*Stated exercise:* Extract the complete listing and output it unchanged.

*Extracted data:*
>>>>>

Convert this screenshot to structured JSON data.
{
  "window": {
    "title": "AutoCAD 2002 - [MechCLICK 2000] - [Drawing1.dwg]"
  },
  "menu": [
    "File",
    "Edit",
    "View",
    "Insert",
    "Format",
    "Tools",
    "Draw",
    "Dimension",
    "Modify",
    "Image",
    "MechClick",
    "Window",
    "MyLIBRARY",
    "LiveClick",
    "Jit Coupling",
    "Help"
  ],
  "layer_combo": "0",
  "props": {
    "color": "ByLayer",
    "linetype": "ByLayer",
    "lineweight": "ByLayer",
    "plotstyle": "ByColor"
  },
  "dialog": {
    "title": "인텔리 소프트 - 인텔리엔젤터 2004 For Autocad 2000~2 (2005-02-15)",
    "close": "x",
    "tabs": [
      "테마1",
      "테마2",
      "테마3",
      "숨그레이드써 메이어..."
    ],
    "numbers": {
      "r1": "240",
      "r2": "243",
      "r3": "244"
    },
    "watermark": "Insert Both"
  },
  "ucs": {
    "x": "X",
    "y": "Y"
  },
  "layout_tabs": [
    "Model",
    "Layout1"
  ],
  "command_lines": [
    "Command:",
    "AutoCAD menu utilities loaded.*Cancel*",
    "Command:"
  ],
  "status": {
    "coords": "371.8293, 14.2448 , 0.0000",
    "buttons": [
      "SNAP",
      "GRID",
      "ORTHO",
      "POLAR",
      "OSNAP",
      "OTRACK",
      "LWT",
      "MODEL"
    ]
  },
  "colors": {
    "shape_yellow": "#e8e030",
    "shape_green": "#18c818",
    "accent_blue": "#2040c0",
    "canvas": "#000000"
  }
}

<<<<<

*Solution below:*
Convert this screenshot to structured JSON data.
{
  "window": {
    "title": "AutoCAD 2002 - [MechCLICK 2000] - [Drawing1.dwg]"
  },
  "menu": [
    "File",
    "Edit",
    "View",
    "Insert",
    "Format",
    "Tools",
    "Draw",
    "Dimension",
    "Modify",
    "Image",
    "MechClick",
    "Window",
    "MyLIBRARY",
    "LiveClick",
    "Jit Coupling",
    "Help"
  ],
  "layer_combo": "0",
  "props": {
    "color": "ByLayer",
    "linetype": "ByLayer",
    "lineweight": "ByLayer",
    "plotstyle": "ByColor"
  },
  "dialog": {
    "title": "인텔리 소프트 - 인텔리엔젤터 2004 For Autocad 2000~2 (2005-02-15)",
    "close": "x",
    "tabs": [
      "테마1",
      "테마2",
      "테마3",
      "숨그레이드써 메이어..."
    ],
    "numbers": {
      "r1": "240",
      "r2": "243",
      "r3": "244"
    },
    "watermark": "Insert Both"
  },
  "ucs": {
    "x": "X",
    "y": "Y"
  },
  "layout_tabs": [
    "Model",
    "Layout1"
  ],
  "command_lines": [
    "Command:",
    "AutoCAD menu utilities loaded.*Cancel*",
    "Command:"
  ],
  "status": {
    "coords": "371.8293, 14.2448 , 0.0000",
    "buttons": [
      "SNAP",
      "GRID",
      "ORTHO",
      "POLAR",
      "OSNAP",
      "OTRACK",
      "LWT",
      "MODEL"
    ]
  },
  "colors": {
    "shape_yellow": "#e8e030",
    "shape_green": "#18c818",
    "accent_blue": "#2040c0",
    "canvas": "#000000"
  }
}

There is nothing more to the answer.